▶ [Requirements]
Restate all of the data exactly.

▶ [Task data]
<<<<
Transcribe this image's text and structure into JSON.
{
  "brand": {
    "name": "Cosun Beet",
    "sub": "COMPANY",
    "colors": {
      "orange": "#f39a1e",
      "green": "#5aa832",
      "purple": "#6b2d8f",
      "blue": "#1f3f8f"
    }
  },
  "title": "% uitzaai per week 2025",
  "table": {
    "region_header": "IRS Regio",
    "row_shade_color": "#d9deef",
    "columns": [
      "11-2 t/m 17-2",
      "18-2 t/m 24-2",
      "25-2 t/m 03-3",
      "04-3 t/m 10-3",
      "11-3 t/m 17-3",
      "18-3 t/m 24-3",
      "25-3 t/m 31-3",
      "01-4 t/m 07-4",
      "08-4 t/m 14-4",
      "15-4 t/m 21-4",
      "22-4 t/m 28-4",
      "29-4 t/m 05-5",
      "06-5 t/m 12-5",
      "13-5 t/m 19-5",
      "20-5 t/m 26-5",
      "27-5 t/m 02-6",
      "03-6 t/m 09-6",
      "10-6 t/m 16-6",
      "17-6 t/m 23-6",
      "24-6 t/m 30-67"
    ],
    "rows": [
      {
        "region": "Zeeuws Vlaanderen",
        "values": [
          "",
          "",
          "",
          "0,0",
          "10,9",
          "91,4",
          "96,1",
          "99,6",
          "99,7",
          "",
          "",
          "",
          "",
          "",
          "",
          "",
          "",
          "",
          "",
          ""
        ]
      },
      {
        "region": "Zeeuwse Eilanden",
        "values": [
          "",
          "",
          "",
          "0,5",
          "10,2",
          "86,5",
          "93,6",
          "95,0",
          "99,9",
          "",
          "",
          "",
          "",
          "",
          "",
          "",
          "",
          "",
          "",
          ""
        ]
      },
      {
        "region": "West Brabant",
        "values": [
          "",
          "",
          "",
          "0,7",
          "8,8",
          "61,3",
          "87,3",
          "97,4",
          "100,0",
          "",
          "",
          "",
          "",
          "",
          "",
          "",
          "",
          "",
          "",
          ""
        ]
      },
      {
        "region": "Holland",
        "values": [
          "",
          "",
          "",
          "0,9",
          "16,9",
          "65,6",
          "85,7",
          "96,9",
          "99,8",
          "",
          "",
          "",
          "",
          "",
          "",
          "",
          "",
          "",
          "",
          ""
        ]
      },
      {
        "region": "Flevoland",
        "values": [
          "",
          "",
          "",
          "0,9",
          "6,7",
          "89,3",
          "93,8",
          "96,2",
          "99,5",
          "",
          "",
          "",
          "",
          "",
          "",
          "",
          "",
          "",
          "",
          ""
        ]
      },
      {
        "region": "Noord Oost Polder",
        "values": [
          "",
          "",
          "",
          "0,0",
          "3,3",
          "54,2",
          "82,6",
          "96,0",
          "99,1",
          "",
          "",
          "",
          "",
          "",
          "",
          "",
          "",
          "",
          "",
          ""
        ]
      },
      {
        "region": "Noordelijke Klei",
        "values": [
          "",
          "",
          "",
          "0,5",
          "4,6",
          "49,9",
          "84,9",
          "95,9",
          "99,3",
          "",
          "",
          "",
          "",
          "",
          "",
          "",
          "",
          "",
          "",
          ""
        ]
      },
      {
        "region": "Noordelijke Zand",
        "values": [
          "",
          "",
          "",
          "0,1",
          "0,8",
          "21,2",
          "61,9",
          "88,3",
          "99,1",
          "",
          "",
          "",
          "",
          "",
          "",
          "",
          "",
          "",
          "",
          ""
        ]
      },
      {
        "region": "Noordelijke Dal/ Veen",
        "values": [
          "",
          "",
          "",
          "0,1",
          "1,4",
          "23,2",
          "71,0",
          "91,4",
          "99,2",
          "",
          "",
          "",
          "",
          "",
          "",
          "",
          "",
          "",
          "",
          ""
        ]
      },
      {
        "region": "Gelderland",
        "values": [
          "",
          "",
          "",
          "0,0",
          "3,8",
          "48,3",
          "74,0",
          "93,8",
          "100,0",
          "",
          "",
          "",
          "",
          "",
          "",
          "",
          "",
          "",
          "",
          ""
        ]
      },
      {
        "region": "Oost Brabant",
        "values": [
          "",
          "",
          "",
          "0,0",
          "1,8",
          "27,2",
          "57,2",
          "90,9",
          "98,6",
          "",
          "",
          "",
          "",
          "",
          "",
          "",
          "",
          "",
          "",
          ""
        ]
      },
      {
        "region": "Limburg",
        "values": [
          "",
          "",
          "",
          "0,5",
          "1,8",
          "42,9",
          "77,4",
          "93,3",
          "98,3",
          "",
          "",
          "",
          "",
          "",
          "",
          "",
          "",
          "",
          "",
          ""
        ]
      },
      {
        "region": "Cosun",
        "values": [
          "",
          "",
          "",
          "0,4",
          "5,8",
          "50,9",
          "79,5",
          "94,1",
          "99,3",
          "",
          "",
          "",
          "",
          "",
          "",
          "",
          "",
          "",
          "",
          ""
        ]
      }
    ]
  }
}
>>>>
▶ [Finished answer]
Transcribe this image's text and structure into JSON.
{
  "brand": {
    "name": "Cosun Beet",
    "sub": "COMPANY",
    "colors": {
      "orange": "#f39a1e",
      "green": "#5aa832",
      "purple": "#6b2d8f",
      "blue": "#1f3f8f"
    }
  },
  "title": "% uitzaai per week 2025",
  "table": {
    "region_header": "IRS Regio",
    "row_shade_color": "#d9deef",
    "columns": [
      "11-2 t/m 17-2",
      "18-2 t/m 24-2",
      "25-2 t/m 03-3",
      "04-3 t/m 10-3",
      "11-3 t/m 17-3",
      "18-3 t/m 24-3",
      "25-3 t/m 31-3",
      "01-4 t/m 07-4",
      "08-4 t/m 14-4",
      "15-4 t/m 21-4",
      "22-4 t/m 28-4",
      "29-4 t/m 05-5",
      "06-5 t/m 12-5",
      "13-5 t/m 19-5",
      "20-5 t/m 26-5",
      "27-5 t/m 02-6",
      "03-6 t/m 09-6",
      "10-6 t/m 16-6",
      "17-6 t/m 23-6",
      "24-6 t/m 30-67"
    ],
    "rows": [
      {
        "region": "Zeeuws Vlaanderen",
        "values": [
          "",
          "",
          "",
          "0,0",
          "10,9",
          "91,4",
          "96,1",
          "99,6",
          "99,7",
          "",
          "",
          "",
          "",
          "",
          "",
          "",
          "",
          "",
          "",
          ""
        ]
      },
      {
        "region": "Zeeuwse Eilanden",
        "values": [
          "",
          "",
          "",
          "0,5",
          "10,2",
          "86,5",
          "93,6",
          "95,0",
          "99,9",
          "",
          "",
          "",
          "",
          "",
          "",
          "",
          "",
          "",
          "",
          ""
        ]
      },
      {
        "region": "West Brabant",
        "values": [
          "",
          "",
          "",
          "0,7",
          "8,8",
          "61,3",
          "87,3",
          "97,4",
          "100,0",
          "",
          "",
          "",
          "",
          "",
          "",
          "",
          "",
          "",
          "",
          ""
        ]
      },
      {
        "region": "Holland",
        "values": [
          "",
          "",
          "",
          "0,9",
          "16,9",
          "65,6",
          "85,7",
          "96,9",
          "99,8",
          "",
          "",
          "",
          "",
          "",
          "",
          "",
          "",
          "",
          "",
          ""
        ]
      },
      {
        "region": "Flevoland",
        "values": [
          "",
          "",
          "",
          "0,9",
          "6,7",
          "89,3",
          "93,8",
          "96,2",
          "99,5",
          "",
          "",
          "",
          "",
          "",
          "",
          "",
          "",
          "",
          "",
          ""
        ]
      },
      {
        "region": "Noord Oost Polder",
        "values": [
          "",
          "",
          "",
          "0,0",
          "3,3",
          "54,2",
          "82,6",
          "96,0",
          "99,1",
          "",
          "",
          "",
          "",
          "",
          "",
          "",
          "",
          "",
          "",
          ""
        ]
      },
      {
        "region": "Noordelijke Klei",
        "values": [
          "",
          "",
          "",
          "0,5",
          "4,6",
          "49,9",
          "84,9",
          "95,9",
          "99,3",
          "",
          "",
          "",
          "",
          "",
          "",
          "",
          "",
          "",
          "",
          ""
        ]
      },
      {
        "region": "Noordelijke Zand",
        "values": [
          "",
          "",
          "",
          "0,1",
          "0,8",
          "21,2",
          "61,9",
          "88,3",
          "99,1",
          "",
          "",
          "",
          "",
          "",
          "",
          "",
          "",
          "",
          "",
          ""
        ]
      },
      {
        "region": "Noordelijke Dal/ Veen",
        "values": [
          "",
          "",
          "",
          "0,1",
          "1,4",
          "23,2",
          "71,0",
          "91,4",
          "99,2",
          "",
          "",
          "",
          "",
          "",
          "",
          "",
          "",
          "",
          "",
          ""
        ]
      },
      {
        "region": "Gelderland",
        "values": [
          "",
          "",
          "",
          "0,0",
          "3,8",
          "48,3",
          "74,0",
          "93,8",
          "100,0",
          "",
          "",
          "",
          "",
          "",
          "",
          "",
          "",
          "",
          "",
          ""
        ]
      },
      {
        "region": "Oost Brabant",
        "values": [
          "",
          "",
          "",
          "0,0",
          "1,8",
          "27,2",
          "57,2",
          "90,9",
          "98,6",
          "",
          "",
          "",
          "",
          "",
          "",
          "",
          "",
          "",
          "",
          ""
        ]
      },
      {
        "region": "Limburg",
        "values": [
          "",
          "",
          "",
          "0,5",
          "1,8",
          "42,9",
          "77,4",
          "93,3",
          "98,3",
          "",
          "",
          "",
          "",
          "",
          "",
          "",
          "",
          "",
          "",
          ""
        ]
      },
      {
        "region": "Cosun",
        "values": [
          "",
          "",
          "",
          "0,4",
          "5,8",
          "50,9",
          "79,5",
          "94,1",
          "99,3",
          "",
          "",
          "",
          "",
          "",
          "",
          "",
          "",
          "",
          "",
          ""
        ]
      }
    ]
  }
}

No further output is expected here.